Dataset listings of figures:
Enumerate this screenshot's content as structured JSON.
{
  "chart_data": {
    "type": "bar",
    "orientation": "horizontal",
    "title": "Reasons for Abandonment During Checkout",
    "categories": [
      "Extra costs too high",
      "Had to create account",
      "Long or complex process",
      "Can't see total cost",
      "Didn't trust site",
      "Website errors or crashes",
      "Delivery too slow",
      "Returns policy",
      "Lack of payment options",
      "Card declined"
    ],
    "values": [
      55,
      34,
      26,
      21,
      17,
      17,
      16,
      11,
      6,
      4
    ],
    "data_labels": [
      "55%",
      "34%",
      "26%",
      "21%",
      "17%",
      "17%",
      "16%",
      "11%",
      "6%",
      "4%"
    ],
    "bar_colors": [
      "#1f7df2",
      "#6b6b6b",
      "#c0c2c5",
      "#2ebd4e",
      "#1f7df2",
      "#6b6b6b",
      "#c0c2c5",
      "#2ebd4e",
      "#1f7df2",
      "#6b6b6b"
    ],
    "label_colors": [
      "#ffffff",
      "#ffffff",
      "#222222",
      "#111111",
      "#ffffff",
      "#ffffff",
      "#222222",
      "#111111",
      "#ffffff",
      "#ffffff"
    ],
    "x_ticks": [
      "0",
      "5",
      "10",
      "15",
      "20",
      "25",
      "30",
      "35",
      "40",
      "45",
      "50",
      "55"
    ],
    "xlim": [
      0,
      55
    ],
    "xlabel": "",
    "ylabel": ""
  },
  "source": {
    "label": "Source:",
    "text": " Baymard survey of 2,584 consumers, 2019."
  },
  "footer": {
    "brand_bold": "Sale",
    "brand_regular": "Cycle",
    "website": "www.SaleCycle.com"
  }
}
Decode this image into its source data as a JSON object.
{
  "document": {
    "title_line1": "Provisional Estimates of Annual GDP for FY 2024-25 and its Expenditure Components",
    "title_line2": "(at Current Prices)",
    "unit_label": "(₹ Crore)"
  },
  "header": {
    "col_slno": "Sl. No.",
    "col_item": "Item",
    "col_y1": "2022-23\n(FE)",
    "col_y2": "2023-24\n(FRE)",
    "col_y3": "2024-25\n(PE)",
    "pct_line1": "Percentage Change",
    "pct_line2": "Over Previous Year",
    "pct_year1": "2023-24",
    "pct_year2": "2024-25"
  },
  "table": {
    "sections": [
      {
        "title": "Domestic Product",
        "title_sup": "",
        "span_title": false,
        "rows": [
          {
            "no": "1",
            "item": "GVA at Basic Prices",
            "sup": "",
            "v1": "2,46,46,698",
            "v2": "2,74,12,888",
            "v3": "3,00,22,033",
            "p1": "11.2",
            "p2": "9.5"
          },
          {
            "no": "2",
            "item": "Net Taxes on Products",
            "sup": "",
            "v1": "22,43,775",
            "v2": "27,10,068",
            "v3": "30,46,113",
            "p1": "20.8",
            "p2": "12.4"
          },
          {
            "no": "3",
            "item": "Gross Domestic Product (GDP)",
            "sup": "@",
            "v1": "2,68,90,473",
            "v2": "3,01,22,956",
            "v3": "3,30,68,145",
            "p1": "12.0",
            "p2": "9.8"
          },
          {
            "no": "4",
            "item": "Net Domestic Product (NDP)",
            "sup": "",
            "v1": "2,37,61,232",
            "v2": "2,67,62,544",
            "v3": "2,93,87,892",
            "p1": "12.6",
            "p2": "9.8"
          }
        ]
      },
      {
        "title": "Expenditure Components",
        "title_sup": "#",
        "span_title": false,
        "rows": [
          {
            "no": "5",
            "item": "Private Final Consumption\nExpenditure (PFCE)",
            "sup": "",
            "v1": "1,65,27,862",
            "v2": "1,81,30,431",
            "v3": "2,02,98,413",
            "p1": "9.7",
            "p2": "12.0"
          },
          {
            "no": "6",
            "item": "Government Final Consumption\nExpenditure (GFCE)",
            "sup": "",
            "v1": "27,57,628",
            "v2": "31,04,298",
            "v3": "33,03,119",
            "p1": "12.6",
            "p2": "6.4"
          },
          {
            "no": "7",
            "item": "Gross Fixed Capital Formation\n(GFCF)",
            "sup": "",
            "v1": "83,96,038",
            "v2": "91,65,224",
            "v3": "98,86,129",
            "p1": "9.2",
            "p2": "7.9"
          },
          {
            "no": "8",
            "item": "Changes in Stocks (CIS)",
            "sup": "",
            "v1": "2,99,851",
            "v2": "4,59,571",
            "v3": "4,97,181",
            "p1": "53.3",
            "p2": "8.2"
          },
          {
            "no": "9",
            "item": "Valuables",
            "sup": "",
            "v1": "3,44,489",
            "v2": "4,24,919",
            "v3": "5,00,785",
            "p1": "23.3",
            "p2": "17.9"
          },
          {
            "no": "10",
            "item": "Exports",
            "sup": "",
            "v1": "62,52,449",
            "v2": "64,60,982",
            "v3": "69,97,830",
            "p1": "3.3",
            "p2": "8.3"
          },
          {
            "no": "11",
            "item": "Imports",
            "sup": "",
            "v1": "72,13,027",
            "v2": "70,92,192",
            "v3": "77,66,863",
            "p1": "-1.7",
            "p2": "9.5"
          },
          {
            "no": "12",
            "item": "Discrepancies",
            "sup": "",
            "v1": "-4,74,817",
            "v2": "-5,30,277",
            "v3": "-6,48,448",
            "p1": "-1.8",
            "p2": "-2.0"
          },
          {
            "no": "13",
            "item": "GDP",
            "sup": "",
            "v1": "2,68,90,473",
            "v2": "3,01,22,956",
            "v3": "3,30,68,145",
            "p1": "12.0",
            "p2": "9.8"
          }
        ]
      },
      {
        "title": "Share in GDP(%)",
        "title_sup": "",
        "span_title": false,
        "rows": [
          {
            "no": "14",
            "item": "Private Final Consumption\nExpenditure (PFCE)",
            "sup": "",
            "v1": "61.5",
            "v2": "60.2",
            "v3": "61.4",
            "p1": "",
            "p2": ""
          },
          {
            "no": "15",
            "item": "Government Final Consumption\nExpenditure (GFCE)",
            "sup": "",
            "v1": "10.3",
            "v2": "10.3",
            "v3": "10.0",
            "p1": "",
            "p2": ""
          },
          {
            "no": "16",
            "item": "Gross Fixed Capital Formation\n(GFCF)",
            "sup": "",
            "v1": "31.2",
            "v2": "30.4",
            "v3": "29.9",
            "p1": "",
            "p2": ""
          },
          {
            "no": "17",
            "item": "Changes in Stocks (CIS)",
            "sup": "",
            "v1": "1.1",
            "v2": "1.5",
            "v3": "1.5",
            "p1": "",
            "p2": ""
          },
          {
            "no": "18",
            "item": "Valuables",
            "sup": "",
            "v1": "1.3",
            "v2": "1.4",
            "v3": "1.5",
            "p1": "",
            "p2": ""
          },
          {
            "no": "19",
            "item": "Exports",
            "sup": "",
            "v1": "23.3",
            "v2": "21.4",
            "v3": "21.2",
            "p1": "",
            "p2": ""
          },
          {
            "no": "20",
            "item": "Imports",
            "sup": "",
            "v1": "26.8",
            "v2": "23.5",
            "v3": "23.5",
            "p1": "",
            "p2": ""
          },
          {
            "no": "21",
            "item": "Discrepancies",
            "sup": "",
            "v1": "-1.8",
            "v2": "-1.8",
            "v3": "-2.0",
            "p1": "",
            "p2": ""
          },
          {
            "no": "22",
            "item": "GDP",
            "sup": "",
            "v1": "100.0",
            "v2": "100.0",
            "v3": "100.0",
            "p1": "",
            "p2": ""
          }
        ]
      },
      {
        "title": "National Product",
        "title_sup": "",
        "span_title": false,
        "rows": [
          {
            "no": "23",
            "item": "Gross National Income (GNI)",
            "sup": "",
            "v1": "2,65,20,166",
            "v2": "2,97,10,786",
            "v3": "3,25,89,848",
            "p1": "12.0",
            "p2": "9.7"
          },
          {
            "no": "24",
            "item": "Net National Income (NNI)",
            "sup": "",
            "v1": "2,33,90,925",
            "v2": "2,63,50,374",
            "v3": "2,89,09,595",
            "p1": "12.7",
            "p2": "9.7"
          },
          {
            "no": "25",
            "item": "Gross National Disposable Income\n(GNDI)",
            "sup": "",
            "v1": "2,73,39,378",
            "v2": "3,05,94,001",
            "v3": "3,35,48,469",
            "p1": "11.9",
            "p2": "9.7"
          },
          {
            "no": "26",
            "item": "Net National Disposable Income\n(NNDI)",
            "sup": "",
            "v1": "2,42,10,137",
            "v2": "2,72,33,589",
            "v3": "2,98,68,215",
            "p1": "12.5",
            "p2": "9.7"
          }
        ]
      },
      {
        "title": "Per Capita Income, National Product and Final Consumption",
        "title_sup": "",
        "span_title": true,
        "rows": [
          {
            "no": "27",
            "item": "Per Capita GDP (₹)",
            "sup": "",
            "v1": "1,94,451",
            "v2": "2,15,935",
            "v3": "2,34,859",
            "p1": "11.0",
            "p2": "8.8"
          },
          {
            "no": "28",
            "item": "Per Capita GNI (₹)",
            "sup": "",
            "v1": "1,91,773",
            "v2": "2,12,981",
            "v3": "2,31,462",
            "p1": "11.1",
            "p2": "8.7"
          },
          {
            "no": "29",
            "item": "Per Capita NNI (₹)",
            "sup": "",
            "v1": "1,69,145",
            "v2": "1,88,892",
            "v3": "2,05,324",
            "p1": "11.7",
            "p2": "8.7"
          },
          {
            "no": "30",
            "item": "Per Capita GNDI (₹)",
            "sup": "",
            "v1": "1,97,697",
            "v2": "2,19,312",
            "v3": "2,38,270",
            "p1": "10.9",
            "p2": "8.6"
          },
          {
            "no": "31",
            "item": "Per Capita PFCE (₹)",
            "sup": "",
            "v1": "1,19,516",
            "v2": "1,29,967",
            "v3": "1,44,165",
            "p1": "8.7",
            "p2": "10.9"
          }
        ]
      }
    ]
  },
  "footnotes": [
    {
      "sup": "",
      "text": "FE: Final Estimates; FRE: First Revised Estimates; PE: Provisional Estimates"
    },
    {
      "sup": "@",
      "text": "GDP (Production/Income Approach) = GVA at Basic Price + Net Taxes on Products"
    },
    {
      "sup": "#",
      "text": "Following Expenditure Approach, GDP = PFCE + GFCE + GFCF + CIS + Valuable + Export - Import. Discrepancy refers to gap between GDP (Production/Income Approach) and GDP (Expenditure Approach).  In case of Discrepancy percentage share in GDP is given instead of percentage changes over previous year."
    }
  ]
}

WORK REQUIRED:
Return every line above in which the string "Production" occurs.

SOLUTION FOR THIS TASK:
      "text": "GDP (Production/Income Approach) = GVA at Basic Price + Net Taxes on Products"
      "text": "Following Expenditure Approach, GDP = PFCE + GFCE + GFCF + CIS + Valuable + Export - Import. Discrepancy refers to gap between GDP (Production/Income Approach) and GDP (Expenditure Approach).  In case of Discrepancy percentage share in GDP is given instead of percentage changes over previous year."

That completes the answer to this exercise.